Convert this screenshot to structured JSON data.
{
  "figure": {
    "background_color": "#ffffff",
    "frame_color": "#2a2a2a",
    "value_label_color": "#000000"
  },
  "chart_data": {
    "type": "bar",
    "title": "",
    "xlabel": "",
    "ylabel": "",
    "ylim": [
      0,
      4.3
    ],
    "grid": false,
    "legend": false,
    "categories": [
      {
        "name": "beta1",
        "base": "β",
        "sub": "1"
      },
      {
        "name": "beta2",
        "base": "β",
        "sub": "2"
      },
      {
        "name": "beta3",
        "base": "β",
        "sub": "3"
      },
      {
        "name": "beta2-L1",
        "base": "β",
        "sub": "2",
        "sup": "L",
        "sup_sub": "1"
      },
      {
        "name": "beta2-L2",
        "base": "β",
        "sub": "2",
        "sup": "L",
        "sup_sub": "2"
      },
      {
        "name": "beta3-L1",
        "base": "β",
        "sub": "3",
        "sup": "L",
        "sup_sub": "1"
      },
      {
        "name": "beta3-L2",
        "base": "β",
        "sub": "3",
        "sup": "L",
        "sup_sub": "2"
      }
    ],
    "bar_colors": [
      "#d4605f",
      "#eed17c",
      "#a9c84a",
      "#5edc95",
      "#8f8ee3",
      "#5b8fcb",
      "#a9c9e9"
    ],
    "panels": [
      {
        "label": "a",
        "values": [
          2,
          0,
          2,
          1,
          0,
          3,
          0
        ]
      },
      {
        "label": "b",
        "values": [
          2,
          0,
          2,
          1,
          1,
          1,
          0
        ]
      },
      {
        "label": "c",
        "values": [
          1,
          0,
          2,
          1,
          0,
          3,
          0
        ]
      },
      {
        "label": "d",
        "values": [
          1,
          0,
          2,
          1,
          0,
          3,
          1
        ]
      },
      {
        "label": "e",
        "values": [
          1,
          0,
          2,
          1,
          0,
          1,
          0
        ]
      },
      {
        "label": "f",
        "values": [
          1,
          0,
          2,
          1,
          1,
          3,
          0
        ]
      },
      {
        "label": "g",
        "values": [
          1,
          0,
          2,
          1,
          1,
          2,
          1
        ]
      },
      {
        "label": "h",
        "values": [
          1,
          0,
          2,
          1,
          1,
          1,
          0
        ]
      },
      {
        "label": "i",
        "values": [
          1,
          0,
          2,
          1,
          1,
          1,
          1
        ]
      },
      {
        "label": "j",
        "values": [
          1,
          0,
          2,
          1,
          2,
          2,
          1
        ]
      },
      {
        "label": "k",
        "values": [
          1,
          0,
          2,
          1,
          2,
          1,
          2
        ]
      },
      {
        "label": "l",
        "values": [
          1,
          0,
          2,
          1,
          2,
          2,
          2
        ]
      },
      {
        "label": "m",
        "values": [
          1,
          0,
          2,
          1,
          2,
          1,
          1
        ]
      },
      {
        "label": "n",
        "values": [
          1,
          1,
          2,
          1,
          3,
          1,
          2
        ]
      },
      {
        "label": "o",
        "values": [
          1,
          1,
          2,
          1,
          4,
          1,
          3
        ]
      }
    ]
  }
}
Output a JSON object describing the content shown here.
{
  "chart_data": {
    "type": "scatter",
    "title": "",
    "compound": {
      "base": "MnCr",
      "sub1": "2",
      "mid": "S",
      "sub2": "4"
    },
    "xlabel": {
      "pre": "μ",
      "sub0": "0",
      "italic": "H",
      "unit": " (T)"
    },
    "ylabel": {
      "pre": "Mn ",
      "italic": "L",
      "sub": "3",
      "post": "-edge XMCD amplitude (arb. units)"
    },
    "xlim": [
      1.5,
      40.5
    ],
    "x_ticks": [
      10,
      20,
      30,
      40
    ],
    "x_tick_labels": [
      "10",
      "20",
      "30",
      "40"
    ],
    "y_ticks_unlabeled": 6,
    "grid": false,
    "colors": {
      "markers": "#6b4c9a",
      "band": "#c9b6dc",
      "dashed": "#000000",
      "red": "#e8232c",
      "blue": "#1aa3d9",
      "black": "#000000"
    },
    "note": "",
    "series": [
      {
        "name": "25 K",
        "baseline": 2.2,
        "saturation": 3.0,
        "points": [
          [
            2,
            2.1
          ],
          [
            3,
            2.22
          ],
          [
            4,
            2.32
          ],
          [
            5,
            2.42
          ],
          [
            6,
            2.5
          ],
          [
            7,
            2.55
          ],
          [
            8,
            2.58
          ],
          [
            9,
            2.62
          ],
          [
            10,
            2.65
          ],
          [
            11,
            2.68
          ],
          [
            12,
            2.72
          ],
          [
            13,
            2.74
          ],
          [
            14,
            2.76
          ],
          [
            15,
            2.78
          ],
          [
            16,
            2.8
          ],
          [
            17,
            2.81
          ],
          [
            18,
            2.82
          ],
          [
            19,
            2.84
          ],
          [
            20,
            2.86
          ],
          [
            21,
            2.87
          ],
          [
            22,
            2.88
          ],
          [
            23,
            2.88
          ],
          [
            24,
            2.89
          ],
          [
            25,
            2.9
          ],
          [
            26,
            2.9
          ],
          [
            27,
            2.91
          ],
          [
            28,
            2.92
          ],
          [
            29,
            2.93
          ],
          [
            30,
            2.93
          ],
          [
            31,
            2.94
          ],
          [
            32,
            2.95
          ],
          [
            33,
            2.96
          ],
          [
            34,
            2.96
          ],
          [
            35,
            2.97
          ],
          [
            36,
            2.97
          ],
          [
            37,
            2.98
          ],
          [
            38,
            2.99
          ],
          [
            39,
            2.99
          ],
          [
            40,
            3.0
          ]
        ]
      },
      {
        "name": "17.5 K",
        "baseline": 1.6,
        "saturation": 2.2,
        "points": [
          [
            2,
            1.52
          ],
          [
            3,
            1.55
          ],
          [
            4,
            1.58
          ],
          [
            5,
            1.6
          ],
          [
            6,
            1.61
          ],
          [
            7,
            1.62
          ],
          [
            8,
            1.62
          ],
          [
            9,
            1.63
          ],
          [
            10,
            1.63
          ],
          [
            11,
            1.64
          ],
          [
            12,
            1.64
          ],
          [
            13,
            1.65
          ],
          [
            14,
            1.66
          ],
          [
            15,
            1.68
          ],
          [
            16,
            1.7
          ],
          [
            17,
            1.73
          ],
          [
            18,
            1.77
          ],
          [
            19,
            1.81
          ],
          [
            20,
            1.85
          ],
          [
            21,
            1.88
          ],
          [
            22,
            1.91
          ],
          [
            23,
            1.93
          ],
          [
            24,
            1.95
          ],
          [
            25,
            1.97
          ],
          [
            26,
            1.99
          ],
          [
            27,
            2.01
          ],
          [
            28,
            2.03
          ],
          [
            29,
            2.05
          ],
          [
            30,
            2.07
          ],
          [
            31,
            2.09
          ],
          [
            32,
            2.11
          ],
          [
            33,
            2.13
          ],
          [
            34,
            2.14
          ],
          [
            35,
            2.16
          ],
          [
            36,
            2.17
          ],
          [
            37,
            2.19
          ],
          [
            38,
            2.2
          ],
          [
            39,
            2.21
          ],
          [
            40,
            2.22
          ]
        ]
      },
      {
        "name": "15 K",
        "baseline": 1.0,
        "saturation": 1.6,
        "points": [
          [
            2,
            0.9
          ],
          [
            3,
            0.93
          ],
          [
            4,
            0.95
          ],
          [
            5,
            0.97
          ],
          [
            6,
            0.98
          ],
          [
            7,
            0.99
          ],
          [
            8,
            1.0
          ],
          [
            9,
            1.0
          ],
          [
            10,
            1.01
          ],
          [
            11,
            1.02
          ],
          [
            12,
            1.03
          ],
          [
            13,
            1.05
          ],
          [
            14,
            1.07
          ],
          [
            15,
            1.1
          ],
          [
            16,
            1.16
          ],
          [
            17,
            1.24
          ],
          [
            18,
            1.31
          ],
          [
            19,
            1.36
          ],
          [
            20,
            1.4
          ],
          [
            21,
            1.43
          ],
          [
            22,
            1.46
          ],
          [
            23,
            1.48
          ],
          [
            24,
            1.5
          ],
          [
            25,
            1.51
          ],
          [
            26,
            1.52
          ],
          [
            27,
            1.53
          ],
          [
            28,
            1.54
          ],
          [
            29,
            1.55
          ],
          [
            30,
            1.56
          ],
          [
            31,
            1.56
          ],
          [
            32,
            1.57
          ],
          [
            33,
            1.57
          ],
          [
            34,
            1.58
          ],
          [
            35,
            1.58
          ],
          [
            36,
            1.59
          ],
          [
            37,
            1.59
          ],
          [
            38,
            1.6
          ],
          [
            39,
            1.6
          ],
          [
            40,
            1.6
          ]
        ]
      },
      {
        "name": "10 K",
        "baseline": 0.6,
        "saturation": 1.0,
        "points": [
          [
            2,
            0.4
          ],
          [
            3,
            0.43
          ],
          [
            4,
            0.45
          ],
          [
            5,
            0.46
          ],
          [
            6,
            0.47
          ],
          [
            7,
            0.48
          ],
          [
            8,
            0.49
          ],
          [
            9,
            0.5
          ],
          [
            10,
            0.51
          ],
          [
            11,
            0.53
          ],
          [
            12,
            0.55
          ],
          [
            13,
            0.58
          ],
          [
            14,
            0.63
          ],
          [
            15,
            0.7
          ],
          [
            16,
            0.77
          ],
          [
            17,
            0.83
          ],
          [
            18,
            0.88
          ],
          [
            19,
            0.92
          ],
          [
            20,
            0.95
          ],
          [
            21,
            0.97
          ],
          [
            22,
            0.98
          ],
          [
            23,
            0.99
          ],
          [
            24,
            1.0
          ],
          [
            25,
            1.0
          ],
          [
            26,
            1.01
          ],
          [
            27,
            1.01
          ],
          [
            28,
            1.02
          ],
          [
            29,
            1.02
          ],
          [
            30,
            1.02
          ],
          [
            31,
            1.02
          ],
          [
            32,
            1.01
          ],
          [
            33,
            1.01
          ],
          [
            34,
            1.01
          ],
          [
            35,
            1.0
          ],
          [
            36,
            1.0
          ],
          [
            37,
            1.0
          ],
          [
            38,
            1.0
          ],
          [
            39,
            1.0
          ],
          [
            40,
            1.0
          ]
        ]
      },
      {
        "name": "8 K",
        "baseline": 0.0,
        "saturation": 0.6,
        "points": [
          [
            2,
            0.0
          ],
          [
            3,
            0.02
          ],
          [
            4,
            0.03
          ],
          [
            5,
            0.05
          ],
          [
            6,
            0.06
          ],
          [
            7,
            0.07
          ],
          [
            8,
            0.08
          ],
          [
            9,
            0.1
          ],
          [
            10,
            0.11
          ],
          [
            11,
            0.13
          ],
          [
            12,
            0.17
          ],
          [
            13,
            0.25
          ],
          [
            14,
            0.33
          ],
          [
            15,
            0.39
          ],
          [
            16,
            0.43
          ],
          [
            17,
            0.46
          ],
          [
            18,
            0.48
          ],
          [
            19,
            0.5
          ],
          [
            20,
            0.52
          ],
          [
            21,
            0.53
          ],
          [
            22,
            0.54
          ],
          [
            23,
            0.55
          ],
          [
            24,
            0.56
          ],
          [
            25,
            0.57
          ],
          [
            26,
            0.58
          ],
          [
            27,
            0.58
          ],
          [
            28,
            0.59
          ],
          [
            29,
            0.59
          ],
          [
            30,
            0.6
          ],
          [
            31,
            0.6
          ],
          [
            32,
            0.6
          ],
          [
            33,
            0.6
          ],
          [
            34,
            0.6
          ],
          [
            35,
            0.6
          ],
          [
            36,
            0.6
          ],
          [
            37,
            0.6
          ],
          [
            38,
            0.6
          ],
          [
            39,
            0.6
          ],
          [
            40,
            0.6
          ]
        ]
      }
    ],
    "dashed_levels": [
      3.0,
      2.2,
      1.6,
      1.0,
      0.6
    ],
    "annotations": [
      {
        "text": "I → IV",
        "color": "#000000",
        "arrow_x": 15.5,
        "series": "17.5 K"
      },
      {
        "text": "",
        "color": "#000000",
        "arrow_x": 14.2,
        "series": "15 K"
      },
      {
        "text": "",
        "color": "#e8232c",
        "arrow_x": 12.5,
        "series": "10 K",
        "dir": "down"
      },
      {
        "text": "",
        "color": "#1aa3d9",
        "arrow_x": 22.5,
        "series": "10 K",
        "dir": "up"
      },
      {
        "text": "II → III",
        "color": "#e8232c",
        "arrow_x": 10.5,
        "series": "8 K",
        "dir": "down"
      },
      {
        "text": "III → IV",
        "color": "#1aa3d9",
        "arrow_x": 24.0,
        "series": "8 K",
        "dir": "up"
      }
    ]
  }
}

:::

What you have to do -> Lines from the records above that hold "series" are the ones to list.

Answer below ->
    "series": [
        "series": "17.5 K"
        "series": "15 K"
        "series": "10 K",
        "series": "10 K",
        "series": "8 K",
        "series": "8 K",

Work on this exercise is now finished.